## Page excerpt
-*-*-
Upass () is a prepaid card for the transportation system in Seoul and its suburbs. This card is issued by Seoul Bus Transport Association and eB Card. Its parent-generation card is Seoul Transportation Card, a world-first commercial-used RF card for transportation (first used in June 1996)¹. The Korean system integrator Intec and Seoul Bus Union first launched a test of their system in a trial from October to December 1995. Old Seoul Transportation Card and T-money can be used along with Upass.

Technology
Upass, and older Seoul transportation card system is based on MIFARE Standard, Ultralight and PROX technology.
-*-*-
## Boxed element records

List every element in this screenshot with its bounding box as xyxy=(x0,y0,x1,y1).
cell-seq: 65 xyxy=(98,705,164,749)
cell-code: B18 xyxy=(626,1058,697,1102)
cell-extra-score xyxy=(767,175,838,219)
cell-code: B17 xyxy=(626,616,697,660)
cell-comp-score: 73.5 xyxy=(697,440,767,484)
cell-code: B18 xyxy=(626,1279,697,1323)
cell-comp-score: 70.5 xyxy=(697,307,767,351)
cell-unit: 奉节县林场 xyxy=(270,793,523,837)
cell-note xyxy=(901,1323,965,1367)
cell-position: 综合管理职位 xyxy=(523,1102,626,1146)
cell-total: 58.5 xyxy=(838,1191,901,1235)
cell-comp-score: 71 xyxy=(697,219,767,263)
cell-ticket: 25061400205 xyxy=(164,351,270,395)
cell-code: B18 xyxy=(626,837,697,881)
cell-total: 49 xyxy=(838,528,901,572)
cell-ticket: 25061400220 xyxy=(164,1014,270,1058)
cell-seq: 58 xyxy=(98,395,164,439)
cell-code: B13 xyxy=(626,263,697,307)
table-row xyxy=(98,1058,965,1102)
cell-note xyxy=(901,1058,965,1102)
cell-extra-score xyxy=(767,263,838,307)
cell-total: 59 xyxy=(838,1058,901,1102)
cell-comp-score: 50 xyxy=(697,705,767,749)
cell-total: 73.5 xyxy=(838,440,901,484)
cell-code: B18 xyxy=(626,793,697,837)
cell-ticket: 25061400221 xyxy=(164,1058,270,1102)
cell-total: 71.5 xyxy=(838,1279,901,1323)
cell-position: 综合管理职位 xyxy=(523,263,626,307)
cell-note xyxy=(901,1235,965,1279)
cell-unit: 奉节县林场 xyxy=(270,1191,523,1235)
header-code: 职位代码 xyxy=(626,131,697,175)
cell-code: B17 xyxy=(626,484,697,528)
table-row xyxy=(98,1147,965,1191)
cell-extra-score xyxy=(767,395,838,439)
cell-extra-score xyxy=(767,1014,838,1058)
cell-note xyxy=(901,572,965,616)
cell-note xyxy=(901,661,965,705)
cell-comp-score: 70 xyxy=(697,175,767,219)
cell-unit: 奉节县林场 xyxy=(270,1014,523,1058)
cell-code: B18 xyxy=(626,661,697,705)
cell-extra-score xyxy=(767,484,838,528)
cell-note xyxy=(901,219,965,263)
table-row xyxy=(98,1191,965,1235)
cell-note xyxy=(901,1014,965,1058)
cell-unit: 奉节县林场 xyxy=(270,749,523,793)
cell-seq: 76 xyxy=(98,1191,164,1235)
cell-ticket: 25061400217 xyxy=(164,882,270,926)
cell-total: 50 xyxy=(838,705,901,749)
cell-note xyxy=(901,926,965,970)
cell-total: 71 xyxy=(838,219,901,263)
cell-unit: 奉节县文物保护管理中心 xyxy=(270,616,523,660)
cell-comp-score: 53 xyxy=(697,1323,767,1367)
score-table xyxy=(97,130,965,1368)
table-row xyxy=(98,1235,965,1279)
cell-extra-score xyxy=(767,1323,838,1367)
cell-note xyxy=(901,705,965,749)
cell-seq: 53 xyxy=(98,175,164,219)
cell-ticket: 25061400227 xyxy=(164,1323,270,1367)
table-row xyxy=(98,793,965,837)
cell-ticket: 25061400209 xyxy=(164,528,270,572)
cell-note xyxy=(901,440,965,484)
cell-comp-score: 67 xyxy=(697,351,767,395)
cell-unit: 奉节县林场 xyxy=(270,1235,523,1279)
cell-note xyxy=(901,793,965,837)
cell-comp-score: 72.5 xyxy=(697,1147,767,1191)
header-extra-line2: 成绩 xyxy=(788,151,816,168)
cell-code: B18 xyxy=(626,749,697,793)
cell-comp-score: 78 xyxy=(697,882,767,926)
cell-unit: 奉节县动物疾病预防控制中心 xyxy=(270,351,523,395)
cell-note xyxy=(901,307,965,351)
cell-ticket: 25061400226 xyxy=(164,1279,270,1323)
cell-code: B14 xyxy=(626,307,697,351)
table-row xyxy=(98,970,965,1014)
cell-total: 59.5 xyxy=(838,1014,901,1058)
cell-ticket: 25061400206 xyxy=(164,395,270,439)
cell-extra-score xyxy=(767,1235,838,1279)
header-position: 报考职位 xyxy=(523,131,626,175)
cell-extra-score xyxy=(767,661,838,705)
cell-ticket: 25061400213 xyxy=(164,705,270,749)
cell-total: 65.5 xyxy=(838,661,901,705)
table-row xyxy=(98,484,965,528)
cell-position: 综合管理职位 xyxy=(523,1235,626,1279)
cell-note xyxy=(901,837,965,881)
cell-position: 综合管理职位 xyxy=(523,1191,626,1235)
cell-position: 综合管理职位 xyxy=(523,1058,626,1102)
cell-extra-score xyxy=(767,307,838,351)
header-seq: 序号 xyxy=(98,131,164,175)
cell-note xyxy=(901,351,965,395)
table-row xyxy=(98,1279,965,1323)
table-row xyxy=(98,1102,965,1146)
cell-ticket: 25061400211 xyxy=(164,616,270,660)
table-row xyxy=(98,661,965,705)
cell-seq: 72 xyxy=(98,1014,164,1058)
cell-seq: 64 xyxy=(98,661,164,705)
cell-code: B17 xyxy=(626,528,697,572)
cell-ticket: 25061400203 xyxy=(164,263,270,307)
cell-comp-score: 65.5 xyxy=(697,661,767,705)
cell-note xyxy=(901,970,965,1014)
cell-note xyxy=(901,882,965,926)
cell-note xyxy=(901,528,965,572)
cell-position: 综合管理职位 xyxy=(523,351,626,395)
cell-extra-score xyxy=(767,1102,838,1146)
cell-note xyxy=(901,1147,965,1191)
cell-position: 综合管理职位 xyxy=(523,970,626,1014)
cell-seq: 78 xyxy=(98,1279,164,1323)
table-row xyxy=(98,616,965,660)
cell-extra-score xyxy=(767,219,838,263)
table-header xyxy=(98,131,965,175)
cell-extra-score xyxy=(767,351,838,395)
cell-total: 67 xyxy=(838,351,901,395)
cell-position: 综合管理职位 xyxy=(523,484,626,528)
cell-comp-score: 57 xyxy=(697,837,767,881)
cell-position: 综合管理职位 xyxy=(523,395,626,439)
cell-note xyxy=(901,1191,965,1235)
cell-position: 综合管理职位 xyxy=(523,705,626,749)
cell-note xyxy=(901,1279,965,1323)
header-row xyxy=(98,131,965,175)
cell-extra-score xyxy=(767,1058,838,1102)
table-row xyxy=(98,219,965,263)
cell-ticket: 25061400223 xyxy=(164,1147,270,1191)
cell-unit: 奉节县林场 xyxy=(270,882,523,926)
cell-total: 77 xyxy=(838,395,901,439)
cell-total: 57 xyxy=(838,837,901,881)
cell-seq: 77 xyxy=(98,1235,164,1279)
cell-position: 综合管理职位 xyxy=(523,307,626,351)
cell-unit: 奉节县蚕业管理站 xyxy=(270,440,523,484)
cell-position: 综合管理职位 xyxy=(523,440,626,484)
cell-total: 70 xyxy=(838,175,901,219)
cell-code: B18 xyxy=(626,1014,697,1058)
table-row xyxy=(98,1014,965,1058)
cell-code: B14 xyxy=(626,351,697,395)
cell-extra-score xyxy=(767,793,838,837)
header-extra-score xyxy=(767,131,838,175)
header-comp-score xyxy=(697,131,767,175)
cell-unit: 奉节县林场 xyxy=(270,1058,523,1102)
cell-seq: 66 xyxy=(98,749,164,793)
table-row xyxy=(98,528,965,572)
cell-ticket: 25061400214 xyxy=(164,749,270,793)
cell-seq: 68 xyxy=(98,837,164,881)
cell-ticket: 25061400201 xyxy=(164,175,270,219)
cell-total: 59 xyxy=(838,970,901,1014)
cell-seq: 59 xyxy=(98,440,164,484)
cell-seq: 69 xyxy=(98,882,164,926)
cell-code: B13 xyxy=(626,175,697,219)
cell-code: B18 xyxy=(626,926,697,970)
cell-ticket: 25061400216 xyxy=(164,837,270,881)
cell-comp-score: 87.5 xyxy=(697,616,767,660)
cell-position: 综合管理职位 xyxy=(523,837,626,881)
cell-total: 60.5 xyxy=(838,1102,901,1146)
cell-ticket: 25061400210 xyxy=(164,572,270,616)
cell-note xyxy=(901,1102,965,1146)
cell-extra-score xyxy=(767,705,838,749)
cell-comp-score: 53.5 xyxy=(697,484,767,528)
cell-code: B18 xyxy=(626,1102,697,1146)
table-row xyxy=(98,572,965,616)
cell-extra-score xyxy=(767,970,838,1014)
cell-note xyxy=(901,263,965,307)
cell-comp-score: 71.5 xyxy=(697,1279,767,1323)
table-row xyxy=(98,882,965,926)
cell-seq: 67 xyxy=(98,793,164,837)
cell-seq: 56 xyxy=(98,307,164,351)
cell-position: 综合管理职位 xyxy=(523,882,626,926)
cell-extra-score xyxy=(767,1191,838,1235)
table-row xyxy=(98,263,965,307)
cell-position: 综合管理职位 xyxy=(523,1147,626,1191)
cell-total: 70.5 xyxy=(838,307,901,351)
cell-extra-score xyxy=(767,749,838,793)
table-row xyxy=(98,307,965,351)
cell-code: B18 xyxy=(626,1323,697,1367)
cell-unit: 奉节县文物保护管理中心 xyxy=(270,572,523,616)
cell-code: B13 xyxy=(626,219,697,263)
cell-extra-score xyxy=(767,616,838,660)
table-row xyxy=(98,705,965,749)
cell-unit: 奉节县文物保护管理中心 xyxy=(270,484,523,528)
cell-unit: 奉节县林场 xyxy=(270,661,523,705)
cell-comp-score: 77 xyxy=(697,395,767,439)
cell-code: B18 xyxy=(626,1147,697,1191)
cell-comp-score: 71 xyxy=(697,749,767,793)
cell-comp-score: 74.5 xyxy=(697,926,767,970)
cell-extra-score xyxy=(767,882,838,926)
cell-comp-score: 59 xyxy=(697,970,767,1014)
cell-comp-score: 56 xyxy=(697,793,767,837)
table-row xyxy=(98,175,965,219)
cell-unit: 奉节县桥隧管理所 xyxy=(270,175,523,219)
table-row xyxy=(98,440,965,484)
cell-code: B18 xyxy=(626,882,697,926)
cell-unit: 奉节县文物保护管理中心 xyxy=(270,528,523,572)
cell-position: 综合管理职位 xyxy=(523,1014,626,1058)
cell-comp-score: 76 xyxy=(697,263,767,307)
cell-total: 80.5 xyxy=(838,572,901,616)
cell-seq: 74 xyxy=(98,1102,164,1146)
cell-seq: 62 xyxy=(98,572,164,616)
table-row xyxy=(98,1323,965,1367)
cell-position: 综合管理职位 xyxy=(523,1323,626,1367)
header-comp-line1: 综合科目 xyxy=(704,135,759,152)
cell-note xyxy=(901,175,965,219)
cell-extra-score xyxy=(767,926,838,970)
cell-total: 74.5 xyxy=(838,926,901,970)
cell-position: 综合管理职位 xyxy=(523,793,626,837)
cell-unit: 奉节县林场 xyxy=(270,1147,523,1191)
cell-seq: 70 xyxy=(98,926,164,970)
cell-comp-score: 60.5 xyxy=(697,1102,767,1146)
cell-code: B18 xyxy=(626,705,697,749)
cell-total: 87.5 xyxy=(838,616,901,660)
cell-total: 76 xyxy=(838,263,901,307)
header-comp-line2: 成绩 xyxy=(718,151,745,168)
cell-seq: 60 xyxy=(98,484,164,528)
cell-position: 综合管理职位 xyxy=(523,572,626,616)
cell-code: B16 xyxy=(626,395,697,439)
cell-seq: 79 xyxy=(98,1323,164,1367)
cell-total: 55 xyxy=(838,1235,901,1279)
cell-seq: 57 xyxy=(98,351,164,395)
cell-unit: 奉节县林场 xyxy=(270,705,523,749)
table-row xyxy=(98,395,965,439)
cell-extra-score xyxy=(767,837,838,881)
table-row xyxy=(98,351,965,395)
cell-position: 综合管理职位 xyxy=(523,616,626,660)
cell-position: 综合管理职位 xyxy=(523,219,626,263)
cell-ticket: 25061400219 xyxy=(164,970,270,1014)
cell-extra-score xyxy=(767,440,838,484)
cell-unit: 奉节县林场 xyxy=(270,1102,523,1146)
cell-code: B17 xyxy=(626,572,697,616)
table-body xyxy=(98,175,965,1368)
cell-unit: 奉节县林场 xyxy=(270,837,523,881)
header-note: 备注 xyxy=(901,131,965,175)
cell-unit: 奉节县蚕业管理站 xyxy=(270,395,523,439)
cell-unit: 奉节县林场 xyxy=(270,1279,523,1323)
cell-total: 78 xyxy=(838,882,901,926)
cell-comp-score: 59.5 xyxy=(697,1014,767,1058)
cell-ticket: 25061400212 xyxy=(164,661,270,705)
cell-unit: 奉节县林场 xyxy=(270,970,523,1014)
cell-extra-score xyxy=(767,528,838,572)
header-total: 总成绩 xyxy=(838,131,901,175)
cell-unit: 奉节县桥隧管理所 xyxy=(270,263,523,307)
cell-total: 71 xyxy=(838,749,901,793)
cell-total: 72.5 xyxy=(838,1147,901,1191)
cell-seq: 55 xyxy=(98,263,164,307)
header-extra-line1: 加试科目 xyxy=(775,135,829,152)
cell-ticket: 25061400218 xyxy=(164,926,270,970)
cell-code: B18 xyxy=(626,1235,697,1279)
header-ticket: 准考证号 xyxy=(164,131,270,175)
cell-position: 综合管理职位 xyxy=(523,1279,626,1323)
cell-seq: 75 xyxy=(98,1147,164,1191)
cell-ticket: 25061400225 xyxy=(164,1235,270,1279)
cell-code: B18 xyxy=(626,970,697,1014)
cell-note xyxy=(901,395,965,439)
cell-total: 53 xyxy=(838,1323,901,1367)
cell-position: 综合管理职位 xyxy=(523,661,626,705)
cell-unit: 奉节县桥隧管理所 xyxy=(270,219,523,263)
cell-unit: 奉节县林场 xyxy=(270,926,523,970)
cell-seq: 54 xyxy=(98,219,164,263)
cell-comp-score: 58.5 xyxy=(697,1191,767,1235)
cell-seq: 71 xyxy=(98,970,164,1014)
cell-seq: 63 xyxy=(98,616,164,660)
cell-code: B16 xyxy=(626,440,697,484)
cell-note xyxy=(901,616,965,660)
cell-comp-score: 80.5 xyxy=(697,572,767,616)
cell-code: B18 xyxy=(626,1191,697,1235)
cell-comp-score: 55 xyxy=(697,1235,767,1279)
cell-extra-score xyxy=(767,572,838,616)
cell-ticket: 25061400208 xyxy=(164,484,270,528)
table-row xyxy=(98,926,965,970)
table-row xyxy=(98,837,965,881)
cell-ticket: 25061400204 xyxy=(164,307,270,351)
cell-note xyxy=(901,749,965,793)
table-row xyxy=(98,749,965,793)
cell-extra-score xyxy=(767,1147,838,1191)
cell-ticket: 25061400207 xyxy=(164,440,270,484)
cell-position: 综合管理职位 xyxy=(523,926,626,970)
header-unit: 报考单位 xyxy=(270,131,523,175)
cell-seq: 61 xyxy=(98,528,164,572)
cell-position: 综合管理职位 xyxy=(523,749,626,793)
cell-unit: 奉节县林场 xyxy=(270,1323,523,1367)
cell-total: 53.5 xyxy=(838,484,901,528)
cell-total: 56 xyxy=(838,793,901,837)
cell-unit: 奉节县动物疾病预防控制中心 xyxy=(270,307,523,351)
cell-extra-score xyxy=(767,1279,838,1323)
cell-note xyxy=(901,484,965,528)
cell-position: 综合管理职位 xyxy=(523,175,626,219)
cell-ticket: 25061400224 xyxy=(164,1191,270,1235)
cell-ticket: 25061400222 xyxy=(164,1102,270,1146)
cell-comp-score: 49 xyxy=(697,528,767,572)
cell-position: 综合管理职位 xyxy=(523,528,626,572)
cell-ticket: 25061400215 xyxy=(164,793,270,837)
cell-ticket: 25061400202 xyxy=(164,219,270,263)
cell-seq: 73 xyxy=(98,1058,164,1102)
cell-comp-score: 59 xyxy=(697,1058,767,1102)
-*-*-
## Task instructions
- a) Answer these questions from the Upass text, marking each answer with the matching numeral:
(i) Which two organizations issue the Upass card?
(ii) When was Seoul Transportation Card first used?
(iii) Which technologies is the Upass system based on?
- b) Start at the first line of the records and end with the line containing "cell-note xyxy=(901,1058,965,1102)". Write out those lines alone, substituting "cell-position-code" for each occurrence of "cell-code" and leaving everything else unchanged.
The text and the records were taken from separate sources.

## Expected outputs
- a)
(i) Seoul Bus Transport Association and eB Card
(ii) June 1996
(iii) MIFARE Standard, Ultralight and PROX technology

- b)
List every element in this screenshot with its bounding box as xyxy=(x0,y0,x1,y1).
cell-seq: 65 xyxy=(98,705,164,749)
cell-position-code: B18 xyxy=(626,1058,697,1102)
cell-extra-score xyxy=(767,175,838,219)
cell-position-code: B17 xyxy=(626,616,697,660)
cell-comp-score: 73.5 xyxy=(697,440,767,484)
cell-position-code: B18 xyxy=(626,1279,697,1323)
cell-comp-score: 70.5 xyxy=(697,307,767,351)
cell-unit: 奉节县林场 xyxy=(270,793,523,837)
cell-note xyxy=(901,1323,965,1367)
cell-position: 综合管理职位 xyxy=(523,1102,626,1146)
cell-total: 58.5 xyxy=(838,1191,901,1235)
cell-comp-score: 71 xyxy=(697,219,767,263)
cell-ticket: 25061400205 xyxy=(164,351,270,395)
cell-position-code: B18 xyxy=(626,837,697,881)
cell-total: 49 xyxy=(838,528,901,572)
cell-ticket: 25061400220 xyxy=(164,1014,270,1058)
cell-seq: 58 xyxy=(98,395,164,439)
cell-position-code: B13 xyxy=(626,263,697,307)
table-row xyxy=(98,1058,965,1102)
cell-note xyxy=(901,1058,965,1102)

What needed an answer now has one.